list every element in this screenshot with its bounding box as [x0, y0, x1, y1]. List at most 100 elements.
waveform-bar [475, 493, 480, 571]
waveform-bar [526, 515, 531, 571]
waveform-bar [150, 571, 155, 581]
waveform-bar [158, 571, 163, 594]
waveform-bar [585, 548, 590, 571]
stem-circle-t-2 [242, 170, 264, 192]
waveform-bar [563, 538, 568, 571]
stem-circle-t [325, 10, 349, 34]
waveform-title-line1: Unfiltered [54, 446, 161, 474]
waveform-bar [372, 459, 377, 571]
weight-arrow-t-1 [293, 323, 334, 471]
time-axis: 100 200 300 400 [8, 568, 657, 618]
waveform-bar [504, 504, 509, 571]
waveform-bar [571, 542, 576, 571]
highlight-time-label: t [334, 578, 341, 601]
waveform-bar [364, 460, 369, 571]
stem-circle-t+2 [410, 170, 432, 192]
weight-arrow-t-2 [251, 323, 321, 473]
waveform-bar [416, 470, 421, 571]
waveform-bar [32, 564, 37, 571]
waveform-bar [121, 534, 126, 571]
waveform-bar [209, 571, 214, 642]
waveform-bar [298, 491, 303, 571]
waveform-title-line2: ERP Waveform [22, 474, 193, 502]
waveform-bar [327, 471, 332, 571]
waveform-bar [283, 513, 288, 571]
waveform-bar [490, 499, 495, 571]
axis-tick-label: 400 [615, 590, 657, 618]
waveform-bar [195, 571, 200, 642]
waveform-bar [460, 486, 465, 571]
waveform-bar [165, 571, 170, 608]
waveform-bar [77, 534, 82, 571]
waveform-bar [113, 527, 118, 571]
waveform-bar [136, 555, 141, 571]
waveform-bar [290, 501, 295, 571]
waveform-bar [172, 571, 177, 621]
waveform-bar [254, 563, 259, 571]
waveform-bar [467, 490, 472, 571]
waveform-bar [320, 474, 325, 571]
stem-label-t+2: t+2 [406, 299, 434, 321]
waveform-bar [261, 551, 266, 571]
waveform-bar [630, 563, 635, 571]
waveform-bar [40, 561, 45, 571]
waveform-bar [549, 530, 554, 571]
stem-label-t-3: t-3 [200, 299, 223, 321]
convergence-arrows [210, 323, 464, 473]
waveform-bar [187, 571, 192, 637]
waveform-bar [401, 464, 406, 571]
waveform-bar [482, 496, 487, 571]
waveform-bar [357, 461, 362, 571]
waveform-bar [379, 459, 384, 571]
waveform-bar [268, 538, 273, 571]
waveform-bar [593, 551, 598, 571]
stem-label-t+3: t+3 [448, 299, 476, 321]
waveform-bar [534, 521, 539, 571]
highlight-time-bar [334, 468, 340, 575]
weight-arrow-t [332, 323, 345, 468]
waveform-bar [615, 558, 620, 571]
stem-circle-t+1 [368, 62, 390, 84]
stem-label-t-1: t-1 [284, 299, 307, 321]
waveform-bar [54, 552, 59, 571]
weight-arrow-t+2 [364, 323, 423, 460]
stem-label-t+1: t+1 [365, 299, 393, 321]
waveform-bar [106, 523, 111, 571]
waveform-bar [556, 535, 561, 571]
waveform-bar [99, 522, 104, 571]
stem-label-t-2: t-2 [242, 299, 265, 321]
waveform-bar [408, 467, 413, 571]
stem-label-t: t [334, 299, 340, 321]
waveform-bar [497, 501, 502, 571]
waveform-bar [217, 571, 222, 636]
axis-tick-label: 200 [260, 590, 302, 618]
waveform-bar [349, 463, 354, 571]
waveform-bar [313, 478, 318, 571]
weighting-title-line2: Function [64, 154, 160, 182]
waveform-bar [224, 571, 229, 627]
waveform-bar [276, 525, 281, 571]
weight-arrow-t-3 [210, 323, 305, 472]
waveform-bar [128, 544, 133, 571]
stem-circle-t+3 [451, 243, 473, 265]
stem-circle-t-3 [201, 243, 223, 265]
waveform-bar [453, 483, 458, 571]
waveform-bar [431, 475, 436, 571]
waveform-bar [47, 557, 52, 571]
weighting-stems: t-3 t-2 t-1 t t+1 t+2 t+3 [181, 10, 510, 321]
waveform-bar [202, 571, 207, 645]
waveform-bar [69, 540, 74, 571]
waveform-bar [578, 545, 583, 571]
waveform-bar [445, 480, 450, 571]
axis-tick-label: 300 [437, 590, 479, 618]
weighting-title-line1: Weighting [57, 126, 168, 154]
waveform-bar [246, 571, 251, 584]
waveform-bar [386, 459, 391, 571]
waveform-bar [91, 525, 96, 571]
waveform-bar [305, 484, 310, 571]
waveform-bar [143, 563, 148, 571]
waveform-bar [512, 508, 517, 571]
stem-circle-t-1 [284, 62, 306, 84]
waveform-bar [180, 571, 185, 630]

**Aim of the exercise**
Rewrite the entries above, putting "Raw" in place of "Unfiltered" and leaving everything else the same.

**Problem solution**
list every element in this screenshot with its bounding box as [x0, y0, x1, y1]. List at most 100 elements.
waveform-bar [475, 493, 480, 571]
waveform-bar [526, 515, 531, 571]
waveform-bar [150, 571, 155, 581]
waveform-bar [158, 571, 163, 594]
waveform-bar [585, 548, 590, 571]
stem-circle-t-2 [242, 170, 264, 192]
waveform-bar [563, 538, 568, 571]
stem-circle-t [325, 10, 349, 34]
waveform-title-line1: Raw [54, 446, 161, 474]
waveform-bar [372, 459, 377, 571]
weight-arrow-t-1 [293, 323, 334, 471]
time-axis: 100 200 300 400 [8, 568, 657, 618]
waveform-bar [504, 504, 509, 571]
waveform-bar [571, 542, 576, 571]
highlight-time-label: t [334, 578, 341, 601]
waveform-bar [364, 460, 369, 571]
stem-circle-t+2 [410, 170, 432, 192]
weight-arrow-t-2 [251, 323, 321, 473]
waveform-bar [416, 470, 421, 571]
waveform-bar [32, 564, 37, 571]
waveform-bar [121, 534, 126, 571]
waveform-bar [209, 571, 214, 642]
waveform-bar [298, 491, 303, 571]
waveform-title-line2: ERP Waveform [22, 474, 193, 502]
waveform-bar [327, 471, 332, 571]
waveform-bar [283, 513, 288, 571]
waveform-bar [490, 499, 495, 571]
axis-tick-label: 400 [615, 590, 657, 618]
waveform-bar [195, 571, 200, 642]
waveform-bar [460, 486, 465, 571]
waveform-bar [165, 571, 170, 608]
waveform-bar [77, 534, 82, 571]
waveform-bar [113, 527, 118, 571]
waveform-bar [136, 555, 141, 571]
waveform-bar [290, 501, 295, 571]
waveform-bar [172, 571, 177, 621]
waveform-bar [254, 563, 259, 571]
waveform-bar [467, 490, 472, 571]
waveform-bar [320, 474, 325, 571]
stem-label-t+2: t+2 [406, 299, 434, 321]
waveform-bar [261, 551, 266, 571]
waveform-bar [630, 563, 635, 571]
waveform-bar [40, 561, 45, 571]
waveform-bar [549, 530, 554, 571]
stem-label-t-3: t-3 [200, 299, 223, 321]
convergence-arrows [210, 323, 464, 473]
waveform-bar [187, 571, 192, 637]
waveform-bar [401, 464, 406, 571]
waveform-bar [482, 496, 487, 571]
waveform-bar [357, 461, 362, 571]
waveform-bar [379, 459, 384, 571]
waveform-bar [268, 538, 273, 571]
waveform-bar [593, 551, 598, 571]
stem-label-t+3: t+3 [448, 299, 476, 321]
waveform-bar [534, 521, 539, 571]
highlight-time-bar [334, 468, 340, 575]
weight-arrow-t [332, 323, 345, 468]
waveform-bar [615, 558, 620, 571]
stem-circle-t+1 [368, 62, 390, 84]
stem-label-t-1: t-1 [284, 299, 307, 321]
waveform-bar [54, 552, 59, 571]
weight-arrow-t+2 [364, 323, 423, 460]
stem-label-t+1: t+1 [365, 299, 393, 321]
waveform-bar [106, 523, 111, 571]
waveform-bar [556, 535, 561, 571]
waveform-bar [99, 522, 104, 571]
stem-label-t-2: t-2 [242, 299, 265, 321]
waveform-bar [408, 467, 413, 571]
stem-label-t: t [334, 299, 340, 321]
waveform-bar [497, 501, 502, 571]
waveform-bar [217, 571, 222, 636]
axis-tick-label: 200 [260, 590, 302, 618]
waveform-bar [349, 463, 354, 571]
waveform-bar [313, 478, 318, 571]
weighting-title-line2: Function [64, 154, 160, 182]
waveform-bar [224, 571, 229, 627]
waveform-bar [276, 525, 281, 571]
weight-arrow-t-3 [210, 323, 305, 472]
waveform-bar [128, 544, 133, 571]
stem-circle-t+3 [451, 243, 473, 265]
stem-circle-t-3 [201, 243, 223, 265]
waveform-bar [453, 483, 458, 571]
waveform-bar [431, 475, 436, 571]
waveform-bar [47, 557, 52, 571]
weighting-stems: t-3 t-2 t-1 t t+1 t+2 t+3 [181, 10, 510, 321]
waveform-bar [202, 571, 207, 645]
waveform-bar [69, 540, 74, 571]
waveform-bar [578, 545, 583, 571]
waveform-bar [445, 480, 450, 571]
axis-tick-label: 300 [437, 590, 479, 618]
weighting-title-line1: Weighting [57, 126, 168, 154]
waveform-bar [246, 571, 251, 584]
waveform-bar [386, 459, 391, 571]
waveform-bar [91, 525, 96, 571]
waveform-bar [305, 484, 310, 571]
waveform-bar [143, 563, 148, 571]
waveform-bar [512, 508, 517, 571]
stem-circle-t-1 [284, 62, 306, 84]
waveform-bar [180, 571, 185, 630]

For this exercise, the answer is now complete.